──────── INFORMATION GIVEN ────────

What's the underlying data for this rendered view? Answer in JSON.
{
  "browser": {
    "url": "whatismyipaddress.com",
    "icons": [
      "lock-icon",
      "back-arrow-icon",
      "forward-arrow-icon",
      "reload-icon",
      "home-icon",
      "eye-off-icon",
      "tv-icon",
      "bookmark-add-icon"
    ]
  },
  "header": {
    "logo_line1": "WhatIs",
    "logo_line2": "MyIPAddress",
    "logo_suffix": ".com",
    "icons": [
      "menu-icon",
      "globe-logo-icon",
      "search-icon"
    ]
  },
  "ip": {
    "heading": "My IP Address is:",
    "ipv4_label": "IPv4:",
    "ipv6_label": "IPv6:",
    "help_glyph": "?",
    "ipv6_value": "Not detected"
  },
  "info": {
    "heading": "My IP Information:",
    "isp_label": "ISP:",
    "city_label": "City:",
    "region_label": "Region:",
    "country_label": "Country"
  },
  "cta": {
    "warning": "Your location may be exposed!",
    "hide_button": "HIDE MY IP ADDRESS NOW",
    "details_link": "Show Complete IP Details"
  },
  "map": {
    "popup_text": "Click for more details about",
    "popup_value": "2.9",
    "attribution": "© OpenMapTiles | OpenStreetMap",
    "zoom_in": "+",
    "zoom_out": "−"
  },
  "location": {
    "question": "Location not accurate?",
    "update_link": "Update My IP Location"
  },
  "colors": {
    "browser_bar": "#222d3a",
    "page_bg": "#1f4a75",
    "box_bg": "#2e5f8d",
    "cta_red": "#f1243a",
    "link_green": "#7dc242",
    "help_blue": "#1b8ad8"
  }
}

────────

## DIRECTION
Extract the entries above verbatim.

## ANSWER TO THE PROBLEM
What's the underlying data for this rendered view? Answer in JSON.
{
  "browser": {
    "url": "whatismyipaddress.com",
    "icons": [
      "lock-icon",
      "back-arrow-icon",
      "forward-arrow-icon",
      "reload-icon",
      "home-icon",
      "eye-off-icon",
      "tv-icon",
      "bookmark-add-icon"
    ]
  },
  "header": {
    "logo_line1": "WhatIs",
    "logo_line2": "MyIPAddress",
    "logo_suffix": ".com",
    "icons": [
      "menu-icon",
      "globe-logo-icon",
      "search-icon"
    ]
  },
  "ip": {
    "heading": "My IP Address is:",
    "ipv4_label": "IPv4:",
    "ipv6_label": "IPv6:",
    "help_glyph": "?",
    "ipv6_value": "Not detected"
  },
  "info": {
    "heading": "My IP Information:",
    "isp_label": "ISP:",
    "city_label": "City:",
    "region_label": "Region:",
    "country_label": "Country"
  },
  "cta": {
    "warning": "Your location may be exposed!",
    "hide_button": "HIDE MY IP ADDRESS NOW",
    "details_link": "Show Complete IP Details"
  },
  "map": {
    "popup_text": "Click for more details about",
    "popup_value": "2.9",
    "attribution": "© OpenMapTiles | OpenStreetMap",
    "zoom_in": "+",
    "zoom_out": "−"
  },
  "location": {
    "question": "Location not accurate?",
    "update_link": "Update My IP Location"
  },
  "colors": {
    "browser_bar": "#222d3a",
    "page_bg": "#1f4a75",
    "box_bg": "#2e5f8d",
    "cta_red": "#f1243a",
    "link_green": "#7dc242",
    "help_blue": "#1b8ad8"
  }
}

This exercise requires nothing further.